━━━ Provided data

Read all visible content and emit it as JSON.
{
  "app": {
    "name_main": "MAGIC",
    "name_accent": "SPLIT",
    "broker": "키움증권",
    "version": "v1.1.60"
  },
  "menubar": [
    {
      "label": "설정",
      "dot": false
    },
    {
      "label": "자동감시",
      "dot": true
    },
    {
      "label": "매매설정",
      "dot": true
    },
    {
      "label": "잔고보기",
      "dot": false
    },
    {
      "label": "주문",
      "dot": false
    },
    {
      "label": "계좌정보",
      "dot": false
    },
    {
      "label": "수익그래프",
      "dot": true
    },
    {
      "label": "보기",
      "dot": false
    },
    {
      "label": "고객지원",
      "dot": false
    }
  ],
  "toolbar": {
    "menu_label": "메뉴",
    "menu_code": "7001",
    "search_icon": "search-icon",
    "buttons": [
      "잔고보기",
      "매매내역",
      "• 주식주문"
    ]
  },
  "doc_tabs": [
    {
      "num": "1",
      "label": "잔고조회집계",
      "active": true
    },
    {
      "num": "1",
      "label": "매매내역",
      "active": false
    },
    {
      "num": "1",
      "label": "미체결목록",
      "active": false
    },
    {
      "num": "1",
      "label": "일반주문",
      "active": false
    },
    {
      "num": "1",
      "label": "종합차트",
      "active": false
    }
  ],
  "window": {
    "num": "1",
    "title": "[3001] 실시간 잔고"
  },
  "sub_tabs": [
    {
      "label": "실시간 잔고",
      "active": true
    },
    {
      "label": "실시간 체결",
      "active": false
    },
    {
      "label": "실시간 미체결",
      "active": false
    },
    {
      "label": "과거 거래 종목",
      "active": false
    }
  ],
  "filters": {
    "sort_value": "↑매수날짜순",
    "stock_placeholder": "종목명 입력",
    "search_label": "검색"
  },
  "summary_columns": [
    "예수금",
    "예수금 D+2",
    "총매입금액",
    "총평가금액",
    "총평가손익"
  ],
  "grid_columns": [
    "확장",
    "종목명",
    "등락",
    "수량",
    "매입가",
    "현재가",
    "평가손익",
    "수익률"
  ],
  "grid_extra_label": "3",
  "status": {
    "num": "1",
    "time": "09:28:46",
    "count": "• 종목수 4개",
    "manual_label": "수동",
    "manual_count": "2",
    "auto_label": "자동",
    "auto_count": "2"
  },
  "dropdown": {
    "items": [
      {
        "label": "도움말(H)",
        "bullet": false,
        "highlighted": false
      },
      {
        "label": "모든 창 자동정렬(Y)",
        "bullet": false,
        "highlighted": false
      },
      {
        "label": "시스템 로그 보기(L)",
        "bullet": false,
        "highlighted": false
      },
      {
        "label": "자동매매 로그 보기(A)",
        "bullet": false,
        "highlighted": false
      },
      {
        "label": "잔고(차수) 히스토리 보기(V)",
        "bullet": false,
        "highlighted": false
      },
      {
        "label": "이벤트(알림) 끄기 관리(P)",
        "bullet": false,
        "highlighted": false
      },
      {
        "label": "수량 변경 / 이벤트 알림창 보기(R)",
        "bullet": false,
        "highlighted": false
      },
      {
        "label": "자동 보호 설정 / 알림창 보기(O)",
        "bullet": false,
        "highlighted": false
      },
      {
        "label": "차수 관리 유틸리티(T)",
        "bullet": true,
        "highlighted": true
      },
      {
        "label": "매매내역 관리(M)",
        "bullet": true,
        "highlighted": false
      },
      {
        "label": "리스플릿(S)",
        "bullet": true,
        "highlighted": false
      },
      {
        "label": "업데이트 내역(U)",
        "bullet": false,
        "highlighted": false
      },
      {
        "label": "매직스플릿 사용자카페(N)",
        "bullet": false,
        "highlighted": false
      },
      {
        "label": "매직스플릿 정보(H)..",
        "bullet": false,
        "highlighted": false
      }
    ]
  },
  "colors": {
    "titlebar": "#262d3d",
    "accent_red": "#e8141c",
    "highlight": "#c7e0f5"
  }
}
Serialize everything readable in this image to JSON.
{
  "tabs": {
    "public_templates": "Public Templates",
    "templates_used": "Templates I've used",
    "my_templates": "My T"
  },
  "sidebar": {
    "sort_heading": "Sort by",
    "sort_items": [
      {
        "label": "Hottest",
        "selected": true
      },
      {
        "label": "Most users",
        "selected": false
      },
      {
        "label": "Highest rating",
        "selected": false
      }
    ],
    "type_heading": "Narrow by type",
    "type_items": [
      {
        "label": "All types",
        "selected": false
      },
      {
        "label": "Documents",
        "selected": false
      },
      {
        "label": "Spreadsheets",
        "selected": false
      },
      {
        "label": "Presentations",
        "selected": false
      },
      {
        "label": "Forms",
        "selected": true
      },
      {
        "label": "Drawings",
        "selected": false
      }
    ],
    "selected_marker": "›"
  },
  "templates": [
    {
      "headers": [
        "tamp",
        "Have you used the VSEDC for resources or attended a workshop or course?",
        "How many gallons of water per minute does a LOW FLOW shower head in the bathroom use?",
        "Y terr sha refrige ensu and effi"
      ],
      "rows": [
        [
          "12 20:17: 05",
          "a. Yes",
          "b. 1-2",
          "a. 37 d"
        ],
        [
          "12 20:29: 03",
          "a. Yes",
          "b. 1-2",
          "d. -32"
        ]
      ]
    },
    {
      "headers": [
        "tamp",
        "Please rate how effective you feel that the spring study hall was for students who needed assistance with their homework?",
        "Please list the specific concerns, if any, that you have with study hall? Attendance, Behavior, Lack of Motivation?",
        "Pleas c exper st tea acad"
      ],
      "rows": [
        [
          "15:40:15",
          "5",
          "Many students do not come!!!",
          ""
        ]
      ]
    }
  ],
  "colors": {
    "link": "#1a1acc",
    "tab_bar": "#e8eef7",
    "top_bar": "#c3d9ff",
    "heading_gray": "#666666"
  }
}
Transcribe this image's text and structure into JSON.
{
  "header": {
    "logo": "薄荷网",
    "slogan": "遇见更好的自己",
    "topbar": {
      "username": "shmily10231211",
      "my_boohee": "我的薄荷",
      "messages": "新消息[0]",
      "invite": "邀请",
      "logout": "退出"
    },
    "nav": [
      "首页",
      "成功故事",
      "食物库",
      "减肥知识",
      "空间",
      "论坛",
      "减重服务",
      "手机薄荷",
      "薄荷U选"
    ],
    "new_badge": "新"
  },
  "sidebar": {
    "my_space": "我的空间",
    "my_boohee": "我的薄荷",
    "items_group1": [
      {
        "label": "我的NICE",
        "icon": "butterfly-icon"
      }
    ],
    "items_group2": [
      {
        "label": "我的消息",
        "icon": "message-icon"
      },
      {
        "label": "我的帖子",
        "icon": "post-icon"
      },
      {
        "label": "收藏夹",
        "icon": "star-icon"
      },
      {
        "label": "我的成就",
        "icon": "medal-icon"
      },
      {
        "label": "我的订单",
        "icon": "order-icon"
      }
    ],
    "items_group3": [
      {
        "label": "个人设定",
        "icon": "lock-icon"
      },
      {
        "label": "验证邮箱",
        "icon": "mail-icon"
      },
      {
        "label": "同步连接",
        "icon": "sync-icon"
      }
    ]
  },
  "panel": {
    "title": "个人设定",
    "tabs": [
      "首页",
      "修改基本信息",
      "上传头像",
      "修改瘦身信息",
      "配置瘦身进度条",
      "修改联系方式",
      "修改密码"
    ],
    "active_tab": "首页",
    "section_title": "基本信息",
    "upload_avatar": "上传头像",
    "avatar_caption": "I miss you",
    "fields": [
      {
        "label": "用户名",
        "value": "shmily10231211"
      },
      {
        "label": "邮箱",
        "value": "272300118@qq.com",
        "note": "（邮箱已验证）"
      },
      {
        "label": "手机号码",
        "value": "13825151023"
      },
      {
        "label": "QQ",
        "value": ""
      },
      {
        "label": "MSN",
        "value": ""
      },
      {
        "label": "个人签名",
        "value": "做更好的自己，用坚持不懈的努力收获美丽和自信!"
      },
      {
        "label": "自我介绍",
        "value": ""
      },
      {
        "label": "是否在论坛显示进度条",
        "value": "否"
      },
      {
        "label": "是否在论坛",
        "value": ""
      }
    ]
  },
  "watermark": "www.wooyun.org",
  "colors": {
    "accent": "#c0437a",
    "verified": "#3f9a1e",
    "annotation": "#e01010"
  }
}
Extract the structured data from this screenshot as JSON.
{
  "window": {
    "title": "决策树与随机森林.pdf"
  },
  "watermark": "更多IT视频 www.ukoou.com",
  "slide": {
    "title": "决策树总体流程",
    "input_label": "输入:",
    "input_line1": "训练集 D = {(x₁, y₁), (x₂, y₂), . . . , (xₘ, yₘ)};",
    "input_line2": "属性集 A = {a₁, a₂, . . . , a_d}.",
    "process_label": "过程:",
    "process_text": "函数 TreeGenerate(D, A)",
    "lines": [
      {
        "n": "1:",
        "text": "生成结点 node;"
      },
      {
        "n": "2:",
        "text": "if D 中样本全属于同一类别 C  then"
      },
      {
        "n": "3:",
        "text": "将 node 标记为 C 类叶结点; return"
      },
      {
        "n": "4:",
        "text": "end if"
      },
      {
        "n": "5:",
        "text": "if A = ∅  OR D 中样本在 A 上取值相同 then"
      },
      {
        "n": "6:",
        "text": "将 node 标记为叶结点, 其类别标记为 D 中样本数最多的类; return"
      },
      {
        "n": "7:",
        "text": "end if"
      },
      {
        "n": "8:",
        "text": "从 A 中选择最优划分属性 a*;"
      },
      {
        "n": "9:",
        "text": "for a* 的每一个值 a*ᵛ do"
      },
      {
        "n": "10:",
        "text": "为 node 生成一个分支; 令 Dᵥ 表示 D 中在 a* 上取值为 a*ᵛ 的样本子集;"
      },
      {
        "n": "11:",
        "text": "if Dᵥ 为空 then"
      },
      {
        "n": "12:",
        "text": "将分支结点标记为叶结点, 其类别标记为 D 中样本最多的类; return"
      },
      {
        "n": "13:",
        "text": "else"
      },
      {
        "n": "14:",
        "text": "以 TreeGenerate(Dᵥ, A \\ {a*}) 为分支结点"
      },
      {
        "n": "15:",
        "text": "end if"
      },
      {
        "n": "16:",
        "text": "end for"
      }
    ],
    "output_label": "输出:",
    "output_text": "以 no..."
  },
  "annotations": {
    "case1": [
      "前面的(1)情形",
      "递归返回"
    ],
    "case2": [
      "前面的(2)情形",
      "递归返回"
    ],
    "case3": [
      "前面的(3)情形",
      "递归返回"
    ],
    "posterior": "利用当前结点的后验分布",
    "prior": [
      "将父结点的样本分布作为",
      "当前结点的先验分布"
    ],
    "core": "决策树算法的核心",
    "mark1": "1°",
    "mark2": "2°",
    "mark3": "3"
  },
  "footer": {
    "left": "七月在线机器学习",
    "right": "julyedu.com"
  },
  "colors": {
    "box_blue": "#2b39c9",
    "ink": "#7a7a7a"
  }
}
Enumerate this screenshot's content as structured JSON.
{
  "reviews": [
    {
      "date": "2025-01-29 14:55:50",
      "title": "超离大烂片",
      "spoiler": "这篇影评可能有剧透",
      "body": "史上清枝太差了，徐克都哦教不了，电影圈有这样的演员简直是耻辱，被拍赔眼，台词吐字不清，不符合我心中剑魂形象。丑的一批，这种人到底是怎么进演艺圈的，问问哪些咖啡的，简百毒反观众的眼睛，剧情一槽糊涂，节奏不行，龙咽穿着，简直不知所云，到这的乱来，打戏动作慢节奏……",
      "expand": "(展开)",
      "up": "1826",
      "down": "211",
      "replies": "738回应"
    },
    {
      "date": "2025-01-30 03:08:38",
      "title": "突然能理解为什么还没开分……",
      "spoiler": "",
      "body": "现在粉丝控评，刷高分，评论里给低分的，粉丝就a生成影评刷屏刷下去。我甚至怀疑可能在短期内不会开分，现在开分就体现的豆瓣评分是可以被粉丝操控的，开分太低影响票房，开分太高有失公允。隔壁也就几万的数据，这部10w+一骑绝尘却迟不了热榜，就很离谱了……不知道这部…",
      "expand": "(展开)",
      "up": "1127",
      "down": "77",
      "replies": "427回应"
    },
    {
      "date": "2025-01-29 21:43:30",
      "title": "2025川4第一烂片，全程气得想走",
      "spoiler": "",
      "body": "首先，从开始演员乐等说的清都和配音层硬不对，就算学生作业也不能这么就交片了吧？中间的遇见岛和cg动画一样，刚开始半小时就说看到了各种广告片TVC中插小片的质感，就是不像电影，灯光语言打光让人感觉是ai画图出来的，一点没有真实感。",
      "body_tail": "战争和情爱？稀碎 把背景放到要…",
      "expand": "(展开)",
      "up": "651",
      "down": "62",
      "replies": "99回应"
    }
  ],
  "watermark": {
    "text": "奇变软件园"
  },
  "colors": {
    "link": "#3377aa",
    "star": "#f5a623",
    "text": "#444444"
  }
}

━━━━━━

*Task requirements*:
Pick out each line containing "students" and report it.

*Expected answer*:
        "Please rate how effective you feel that the spring study hall was for students who needed assistance with their homework?",
          "Many students do not come!!!",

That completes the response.